** start **

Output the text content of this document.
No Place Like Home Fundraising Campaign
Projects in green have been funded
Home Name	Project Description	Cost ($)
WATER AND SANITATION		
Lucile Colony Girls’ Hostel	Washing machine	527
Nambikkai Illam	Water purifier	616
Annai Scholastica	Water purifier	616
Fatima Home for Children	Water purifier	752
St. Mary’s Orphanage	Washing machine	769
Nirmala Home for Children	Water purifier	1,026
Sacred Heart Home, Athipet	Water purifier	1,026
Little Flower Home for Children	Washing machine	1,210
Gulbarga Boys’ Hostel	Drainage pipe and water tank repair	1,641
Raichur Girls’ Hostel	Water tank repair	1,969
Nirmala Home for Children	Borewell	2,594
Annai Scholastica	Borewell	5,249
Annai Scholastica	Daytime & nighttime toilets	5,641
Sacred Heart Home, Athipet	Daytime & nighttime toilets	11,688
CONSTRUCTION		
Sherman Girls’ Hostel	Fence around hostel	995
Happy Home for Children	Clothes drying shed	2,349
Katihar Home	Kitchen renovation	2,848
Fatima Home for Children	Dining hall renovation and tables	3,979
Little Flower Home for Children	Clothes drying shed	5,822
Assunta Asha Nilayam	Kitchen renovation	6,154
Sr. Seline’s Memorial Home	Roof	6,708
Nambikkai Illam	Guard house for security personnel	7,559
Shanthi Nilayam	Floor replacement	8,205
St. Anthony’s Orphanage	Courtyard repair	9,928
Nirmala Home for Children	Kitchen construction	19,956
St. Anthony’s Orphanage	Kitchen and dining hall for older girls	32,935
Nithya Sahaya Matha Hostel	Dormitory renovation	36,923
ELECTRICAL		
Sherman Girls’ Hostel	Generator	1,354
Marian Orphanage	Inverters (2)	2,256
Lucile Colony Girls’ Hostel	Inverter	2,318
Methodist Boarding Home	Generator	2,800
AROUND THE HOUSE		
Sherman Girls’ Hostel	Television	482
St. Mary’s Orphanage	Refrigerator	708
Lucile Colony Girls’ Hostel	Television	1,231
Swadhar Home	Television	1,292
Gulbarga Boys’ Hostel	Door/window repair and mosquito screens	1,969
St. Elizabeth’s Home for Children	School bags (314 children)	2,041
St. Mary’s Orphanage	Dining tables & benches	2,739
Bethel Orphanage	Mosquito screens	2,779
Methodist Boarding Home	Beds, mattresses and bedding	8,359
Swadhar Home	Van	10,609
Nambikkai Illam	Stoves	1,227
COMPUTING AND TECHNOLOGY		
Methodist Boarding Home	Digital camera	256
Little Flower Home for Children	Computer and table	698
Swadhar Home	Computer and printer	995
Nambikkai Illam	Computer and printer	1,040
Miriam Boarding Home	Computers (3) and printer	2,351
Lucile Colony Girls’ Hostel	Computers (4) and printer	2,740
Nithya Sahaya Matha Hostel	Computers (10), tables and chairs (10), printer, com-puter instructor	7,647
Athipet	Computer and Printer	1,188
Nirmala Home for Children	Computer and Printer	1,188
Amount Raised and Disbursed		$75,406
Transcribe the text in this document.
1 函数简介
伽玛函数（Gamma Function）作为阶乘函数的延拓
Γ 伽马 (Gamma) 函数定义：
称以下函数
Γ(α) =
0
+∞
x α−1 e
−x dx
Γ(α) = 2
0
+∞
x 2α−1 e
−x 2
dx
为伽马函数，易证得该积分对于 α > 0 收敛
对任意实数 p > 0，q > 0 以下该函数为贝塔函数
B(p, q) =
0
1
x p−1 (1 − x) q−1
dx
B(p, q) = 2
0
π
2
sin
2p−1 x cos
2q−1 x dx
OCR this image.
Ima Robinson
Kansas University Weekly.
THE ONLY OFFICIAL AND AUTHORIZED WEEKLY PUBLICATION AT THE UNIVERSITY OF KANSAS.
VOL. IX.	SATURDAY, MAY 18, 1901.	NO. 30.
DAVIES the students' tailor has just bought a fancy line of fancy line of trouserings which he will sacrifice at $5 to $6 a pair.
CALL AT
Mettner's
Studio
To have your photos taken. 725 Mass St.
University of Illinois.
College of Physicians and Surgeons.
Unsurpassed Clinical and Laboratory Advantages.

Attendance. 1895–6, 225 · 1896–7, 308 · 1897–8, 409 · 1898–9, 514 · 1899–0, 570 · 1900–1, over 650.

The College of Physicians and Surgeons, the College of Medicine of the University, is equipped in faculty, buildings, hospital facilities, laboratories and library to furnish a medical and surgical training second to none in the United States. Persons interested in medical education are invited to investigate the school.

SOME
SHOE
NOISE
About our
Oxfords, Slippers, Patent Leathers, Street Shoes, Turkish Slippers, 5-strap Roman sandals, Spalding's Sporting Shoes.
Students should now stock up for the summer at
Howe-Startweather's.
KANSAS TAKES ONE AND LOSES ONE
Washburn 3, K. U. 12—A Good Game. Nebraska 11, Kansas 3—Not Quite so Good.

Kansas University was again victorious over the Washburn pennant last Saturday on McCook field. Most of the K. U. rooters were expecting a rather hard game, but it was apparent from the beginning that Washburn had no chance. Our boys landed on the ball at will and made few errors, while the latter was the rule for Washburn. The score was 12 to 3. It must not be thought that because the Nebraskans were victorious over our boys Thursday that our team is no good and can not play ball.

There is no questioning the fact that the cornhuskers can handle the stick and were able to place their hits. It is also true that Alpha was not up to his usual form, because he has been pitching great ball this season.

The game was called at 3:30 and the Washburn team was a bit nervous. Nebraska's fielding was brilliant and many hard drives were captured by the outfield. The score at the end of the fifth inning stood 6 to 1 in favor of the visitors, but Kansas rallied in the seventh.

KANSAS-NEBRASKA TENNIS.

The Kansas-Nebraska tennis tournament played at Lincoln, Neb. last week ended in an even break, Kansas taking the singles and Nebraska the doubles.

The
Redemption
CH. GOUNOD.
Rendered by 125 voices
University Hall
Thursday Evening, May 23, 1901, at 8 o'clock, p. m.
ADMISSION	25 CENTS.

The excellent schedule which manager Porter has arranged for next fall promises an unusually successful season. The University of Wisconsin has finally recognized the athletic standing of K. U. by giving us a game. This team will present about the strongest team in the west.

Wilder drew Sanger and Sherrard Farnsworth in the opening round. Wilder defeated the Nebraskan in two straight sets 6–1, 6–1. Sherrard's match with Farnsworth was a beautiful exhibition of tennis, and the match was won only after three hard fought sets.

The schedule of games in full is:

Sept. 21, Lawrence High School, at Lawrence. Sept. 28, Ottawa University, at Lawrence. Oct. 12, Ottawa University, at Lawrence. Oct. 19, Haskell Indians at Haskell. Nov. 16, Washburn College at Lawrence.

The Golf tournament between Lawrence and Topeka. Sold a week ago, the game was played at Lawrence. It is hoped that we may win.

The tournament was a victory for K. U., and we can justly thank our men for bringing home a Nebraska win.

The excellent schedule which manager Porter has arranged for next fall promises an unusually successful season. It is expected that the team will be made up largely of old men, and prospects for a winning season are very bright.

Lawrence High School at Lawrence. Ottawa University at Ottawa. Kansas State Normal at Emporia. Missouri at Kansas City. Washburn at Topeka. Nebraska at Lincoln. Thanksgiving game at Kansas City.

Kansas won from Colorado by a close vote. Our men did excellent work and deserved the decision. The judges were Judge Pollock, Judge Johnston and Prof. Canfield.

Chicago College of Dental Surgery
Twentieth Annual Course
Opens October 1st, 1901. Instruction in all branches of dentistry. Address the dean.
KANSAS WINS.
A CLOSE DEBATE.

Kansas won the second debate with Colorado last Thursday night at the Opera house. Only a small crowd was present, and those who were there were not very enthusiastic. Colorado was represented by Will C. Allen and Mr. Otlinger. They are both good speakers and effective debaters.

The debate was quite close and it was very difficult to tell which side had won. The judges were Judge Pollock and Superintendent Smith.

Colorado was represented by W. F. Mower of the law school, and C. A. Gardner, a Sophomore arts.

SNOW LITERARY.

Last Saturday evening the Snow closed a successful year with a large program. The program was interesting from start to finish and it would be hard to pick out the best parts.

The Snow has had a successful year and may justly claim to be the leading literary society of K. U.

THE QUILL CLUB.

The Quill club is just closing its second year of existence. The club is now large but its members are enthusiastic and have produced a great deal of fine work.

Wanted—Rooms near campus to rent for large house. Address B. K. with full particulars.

** end **

WHAT TO WORK ON -
Select and copy every line from the records that includes the word "manager".

WRITTEN ANSWER -
The excellent schedule which manager Porter has arranged for next fall promises an unusually successful season. The University of Wisconsin has finally recognized the athletic standing of K. U. by giving us a game. This team will present about the strongest team in the west.
The excellent schedule which manager Porter has arranged for next fall promises an unusually successful season. It is expected that the team will be made up largely of old men, and prospects for a winning season are very bright.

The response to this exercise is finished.